* **Objective**:
Transcribe every entry below word for word, but skip the pictures.

══ Stored data

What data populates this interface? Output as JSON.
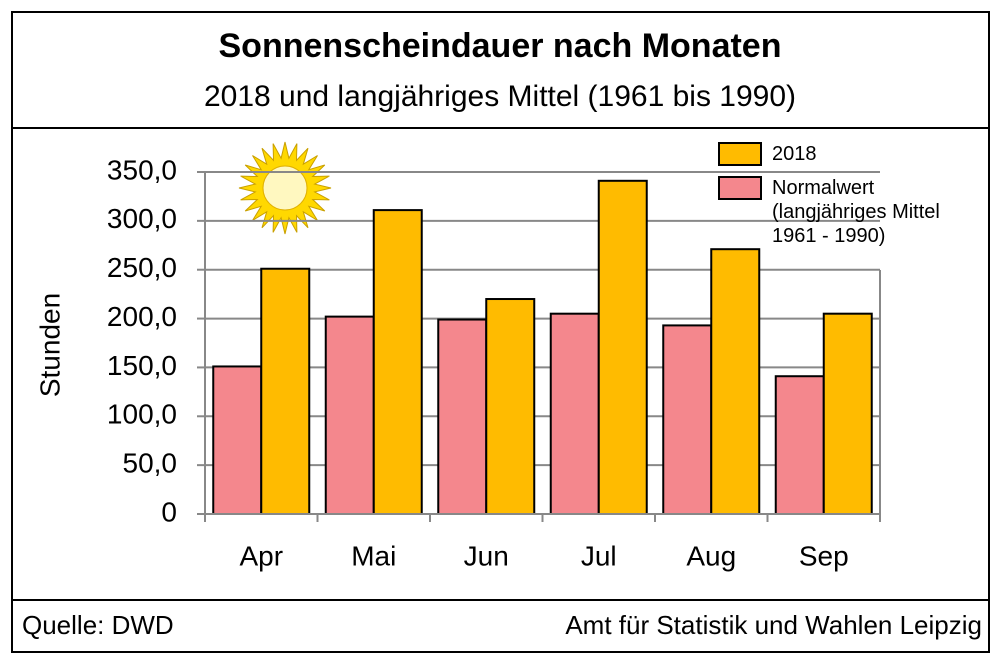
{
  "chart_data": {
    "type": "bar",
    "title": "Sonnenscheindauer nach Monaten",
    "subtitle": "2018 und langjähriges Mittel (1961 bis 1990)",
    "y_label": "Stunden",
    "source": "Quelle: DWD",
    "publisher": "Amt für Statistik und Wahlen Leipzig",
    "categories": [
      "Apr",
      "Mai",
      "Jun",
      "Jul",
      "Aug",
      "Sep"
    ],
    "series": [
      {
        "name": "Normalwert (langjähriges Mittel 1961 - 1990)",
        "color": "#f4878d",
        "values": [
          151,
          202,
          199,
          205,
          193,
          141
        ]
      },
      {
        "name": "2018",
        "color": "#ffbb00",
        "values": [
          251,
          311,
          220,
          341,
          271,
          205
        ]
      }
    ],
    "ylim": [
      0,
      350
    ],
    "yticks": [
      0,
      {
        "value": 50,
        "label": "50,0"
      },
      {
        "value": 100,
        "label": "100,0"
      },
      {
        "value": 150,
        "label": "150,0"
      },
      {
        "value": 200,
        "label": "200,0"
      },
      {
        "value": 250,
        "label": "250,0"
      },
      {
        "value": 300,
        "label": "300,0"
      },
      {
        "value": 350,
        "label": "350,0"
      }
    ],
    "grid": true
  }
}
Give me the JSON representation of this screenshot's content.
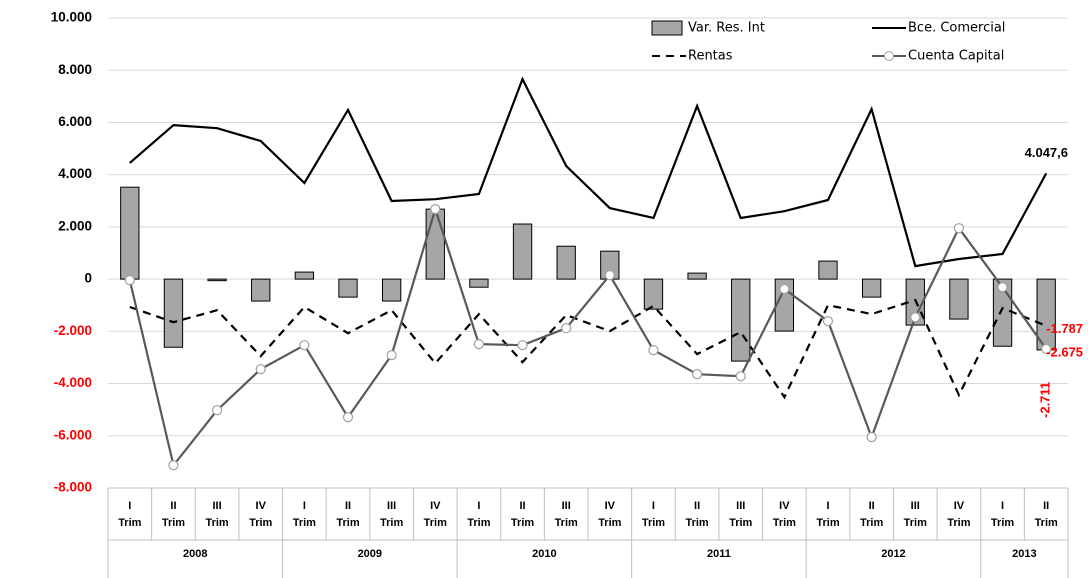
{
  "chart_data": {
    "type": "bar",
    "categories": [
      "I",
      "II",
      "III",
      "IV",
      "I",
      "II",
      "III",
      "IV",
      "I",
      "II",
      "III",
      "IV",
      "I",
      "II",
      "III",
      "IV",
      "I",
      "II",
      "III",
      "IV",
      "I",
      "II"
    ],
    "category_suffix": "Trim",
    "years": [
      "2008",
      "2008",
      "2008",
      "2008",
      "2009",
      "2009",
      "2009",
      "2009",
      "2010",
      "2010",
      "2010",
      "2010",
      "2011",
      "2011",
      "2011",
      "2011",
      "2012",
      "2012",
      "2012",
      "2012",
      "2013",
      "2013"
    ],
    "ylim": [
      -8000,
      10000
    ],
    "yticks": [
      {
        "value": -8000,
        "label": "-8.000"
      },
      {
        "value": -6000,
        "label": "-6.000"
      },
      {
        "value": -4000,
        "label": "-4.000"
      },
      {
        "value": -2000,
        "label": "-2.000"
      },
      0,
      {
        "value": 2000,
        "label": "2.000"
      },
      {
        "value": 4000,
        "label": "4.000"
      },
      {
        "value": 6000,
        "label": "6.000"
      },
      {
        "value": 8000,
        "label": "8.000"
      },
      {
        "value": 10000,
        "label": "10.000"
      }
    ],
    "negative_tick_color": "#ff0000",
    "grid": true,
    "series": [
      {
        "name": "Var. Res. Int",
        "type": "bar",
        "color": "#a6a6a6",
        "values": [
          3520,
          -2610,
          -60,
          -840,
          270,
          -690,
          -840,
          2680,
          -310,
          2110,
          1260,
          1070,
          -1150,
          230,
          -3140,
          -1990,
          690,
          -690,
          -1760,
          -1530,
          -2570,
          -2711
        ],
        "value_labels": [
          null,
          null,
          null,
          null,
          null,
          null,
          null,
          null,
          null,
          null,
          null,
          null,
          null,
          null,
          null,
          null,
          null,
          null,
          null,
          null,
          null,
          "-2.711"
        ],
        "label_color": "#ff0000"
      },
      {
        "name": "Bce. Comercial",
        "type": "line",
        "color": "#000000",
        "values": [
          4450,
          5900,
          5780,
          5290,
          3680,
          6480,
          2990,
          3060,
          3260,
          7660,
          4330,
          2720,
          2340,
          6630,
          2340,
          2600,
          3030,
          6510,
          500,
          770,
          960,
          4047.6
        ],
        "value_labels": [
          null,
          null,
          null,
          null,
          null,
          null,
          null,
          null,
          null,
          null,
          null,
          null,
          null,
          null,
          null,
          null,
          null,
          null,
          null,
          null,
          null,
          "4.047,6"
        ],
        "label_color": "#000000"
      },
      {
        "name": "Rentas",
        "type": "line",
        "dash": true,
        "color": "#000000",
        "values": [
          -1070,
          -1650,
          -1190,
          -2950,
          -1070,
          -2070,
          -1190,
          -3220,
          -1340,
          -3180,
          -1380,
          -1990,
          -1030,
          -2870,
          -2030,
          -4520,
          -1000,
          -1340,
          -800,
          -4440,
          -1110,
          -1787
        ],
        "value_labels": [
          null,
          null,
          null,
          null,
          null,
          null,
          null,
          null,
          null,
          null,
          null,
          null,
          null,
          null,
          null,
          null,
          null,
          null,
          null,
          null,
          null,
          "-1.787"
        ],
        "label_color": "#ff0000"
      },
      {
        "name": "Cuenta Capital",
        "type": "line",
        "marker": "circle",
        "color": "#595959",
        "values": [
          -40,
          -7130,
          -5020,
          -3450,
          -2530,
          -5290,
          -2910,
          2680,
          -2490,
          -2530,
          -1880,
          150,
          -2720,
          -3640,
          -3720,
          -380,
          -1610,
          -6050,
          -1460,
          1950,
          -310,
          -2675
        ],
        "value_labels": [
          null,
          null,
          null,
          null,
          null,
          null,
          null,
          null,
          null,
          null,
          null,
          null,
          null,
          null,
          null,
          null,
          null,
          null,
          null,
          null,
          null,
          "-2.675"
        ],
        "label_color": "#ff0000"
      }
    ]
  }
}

════

* **Response to the exercise**:
What data populates this interface? Output as JSON.
{
  "chart_data": {
    "type": "bar",
    "title": "Sonnenscheindauer nach Monaten",
    "subtitle": "2018 und langjähriges Mittel (1961 bis 1990)",
    "y_label": "Stunden",
    "source": "Quelle: DWD",
    "publisher": "Amt für Statistik und Wahlen Leipzig",
    "categories": [
      "Apr",
      "Mai",
      "Jun",
      "Jul",
      "Aug",
      "Sep"
    ],
    "series": [
      {
        "name": "Normalwert (langjähriges Mittel 1961 - 1990)",
        "color": "#f4878d",
        "values": [
          151,
          202,
          199,
          205,
          193,
          141
        ]
      },
      {
        "name": "2018",
        "color": "#ffbb00",
        "values": [
          251,
          311,
          220,
          341,
          271,
          205
        ]
      }
    ],
    "ylim": [
      0,
      350
    ],
    "yticks": [
      0,
      {
        "value": 50,
        "label": "50,0"
      },
      {
        "value": 100,
        "label": "100,0"
      },
      {
        "value": 150,
        "label": "150,0"
      },
      {
        "value": 200,
        "label": "200,0"
      },
      {
        "value": 250,
        "label": "250,0"
      },
      {
        "value": 300,
        "label": "300,0"
      },
      {
        "value": 350,
        "label": "350,0"
      }
    ],
    "grid": true
  }
}
Give me the JSON representation of this screenshot's content.
{
  "chart_data": {
    "type": "bar",
    "categories": [
      "I",
      "II",
      "III",
      "IV",
      "I",
      "II",
      "III",
      "IV",
      "I",
      "II",
      "III",
      "IV",
      "I",
      "II",
      "III",
      "IV",
      "I",
      "II",
      "III",
      "IV",
      "I",
      "II"
    ],
    "category_suffix": "Trim",
    "years": [
      "2008",
      "2008",
      "2008",
      "2008",
      "2009",
      "2009",
      "2009",
      "2009",
      "2010",
      "2010",
      "2010",
      "2010",
      "2011",
      "2011",
      "2011",
      "2011",
      "2012",
      "2012",
      "2012",
      "2012",
      "2013",
      "2013"
    ],
    "ylim": [
      -8000,
      10000
    ],
    "yticks": [
      {
        "value": -8000,
        "label": "-8.000"
      },
      {
        "value": -6000,
        "label": "-6.000"
      },
      {
        "value": -4000,
        "label": "-4.000"
      },
      {
        "value": -2000,
        "label": "-2.000"
      },
      0,
      {
        "value": 2000,
        "label": "2.000"
      },
      {
        "value": 4000,
        "label": "4.000"
      },
      {
        "value": 6000,
        "label": "6.000"
      },
      {
        "value": 8000,
        "label": "8.000"
      },
      {
        "value": 10000,
        "label": "10.000"
      }
    ],
    "negative_tick_color": "#ff0000",
    "grid": true,
    "series": [
      {
        "name": "Var. Res. Int",
        "type": "bar",
        "color": "#a6a6a6",
        "values": [
          3520,
          -2610,
          -60,
          -840,
          270,
          -690,
          -840,
          2680,
          -310,
          2110,
          1260,
          1070,
          -1150,
          230,
          -3140,
          -1990,
          690,
          -690,
          -1760,
          -1530,
          -2570,
          -2711
        ],
        "value_labels": [
          null,
          null,
          null,
          null,
          null,
          null,
          null,
          null,
          null,
          null,
          null,
          null,
          null,
          null,
          null,
          null,
          null,
          null,
          null,
          null,
          null,
          "-2.711"
        ],
        "label_color": "#ff0000"
      },
      {
        "name": "Bce. Comercial",
        "type": "line",
        "color": "#000000",
        "values": [
          4450,
          5900,
          5780,
          5290,
          3680,
          6480,
          2990,
          3060,
          3260,
          7660,
          4330,
          2720,
          2340,
          6630,
          2340,
          2600,
          3030,
          6510,
          500,
          770,
          960,
          4047.6
        ],
        "value_labels": [
          null,
          null,
          null,
          null,
          null,
          null,
          null,
          null,
          null,
          null,
          null,
          null,
          null,
          null,
          null,
          null,
          null,
          null,
          null,
          null,
          null,
          "4.047,6"
        ],
        "label_color": "#000000"
      },
      {
        "name": "Rentas",
        "type": "line",
        "dash": true,
        "color": "#000000",
        "values": [
          -1070,
          -1650,
          -1190,
          -2950,
          -1070,
          -2070,
          -1190,
          -3220,
          -1340,
          -3180,
          -1380,
          -1990,
          -1030,
          -2870,
          -2030,
          -4520,
          -1000,
          -1340,
          -800,
          -4440,
          -1110,
          -1787
        ],
        "value_labels": [
          null,
          null,
          null,
          null,
          null,
          null,
          null,
          null,
          null,
          null,
          null,
          null,
          null,
          null,
          null,
          null,
          null,
          null,
          null,
          null,
          null,
          "-1.787"
        ],
        "label_color": "#ff0000"
      },
      {
        "name": "Cuenta Capital",
        "type": "line",
        "marker": "circle",
        "color": "#595959",
        "values": [
          -40,
          -7130,
          -5020,
          -3450,
          -2530,
          -5290,
          -2910,
          2680,
          -2490,
          -2530,
          -1880,
          150,
          -2720,
          -3640,
          -3720,
          -380,
          -1610,
          -6050,
          -1460,
          1950,
          -310,
          -2675
        ],
        "value_labels": [
          null,
          null,
          null,
          null,
          null,
          null,
          null,
          null,
          null,
          null,
          null,
          null,
          null,
          null,
          null,
          null,
          null,
          null,
          null,
          null,
          null,
          "-2.675"
        ],
        "label_color": "#ff0000"
      }
    ]
  }
}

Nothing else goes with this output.